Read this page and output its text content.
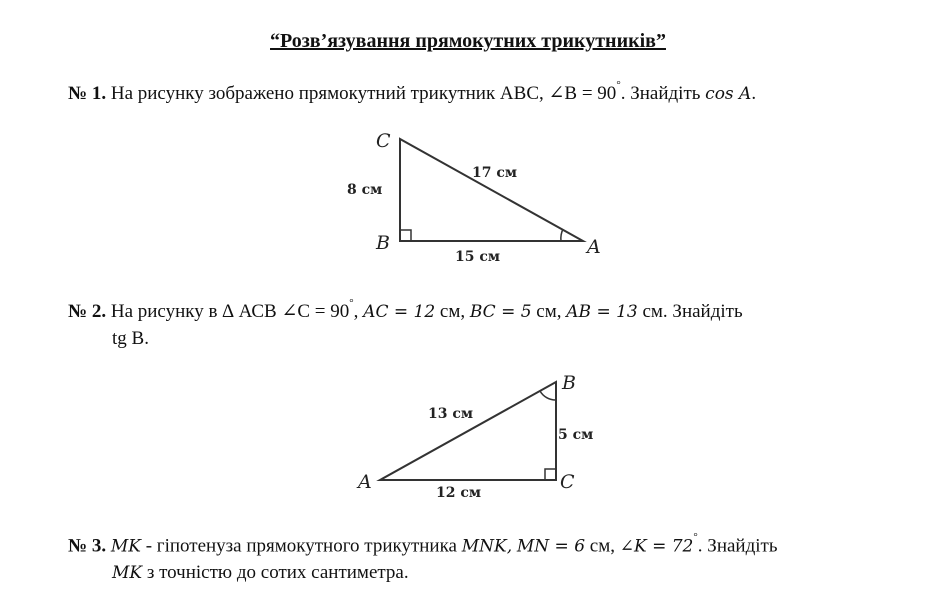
“Розв’язування прямокутних трикутників”
№ 1. На рисунку зображено прямокутний трикутник АВС, ∠В = 90°. Знайдіть cos A.
C
B	A
8 см
17 см
15 см
№ 2. На рисунку в ∆ АСВ ∠С = 90°, AC = 12 см, BC = 5 см, AB = 13 см. Знайдіть
tg B.
A
B
C
13 см
5 см
12 см
№ 3. MK - гіпотенуза прямокутного трикутника MNK, MN = 6 см, ∠K = 72°. Знайдіть
MK з точністю до сотих сантиметра.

## WHAT IS NEEDED
Write the records out once more, exactly as they appear, with no pictures.

## FULL OUTPUT
Read this page and output its text content.
“Розв’язування прямокутних трикутників”
№ 1. На рисунку зображено прямокутний трикутник АВС, ∠В = 90°. Знайдіть cos A.
C
B	A
8 см
17 см
15 см
№ 2. На рисунку в ∆ АСВ ∠С = 90°, AC = 12 см, BC = 5 см, AB = 13 см. Знайдіть
tg B.
A
B
C
13 см
5 см
12 см
№ 3. MK - гіпотенуза прямокутного трикутника MNK, MN = 6 см, ∠K = 72°. Знайдіть
MK з точністю до сотих сантиметра.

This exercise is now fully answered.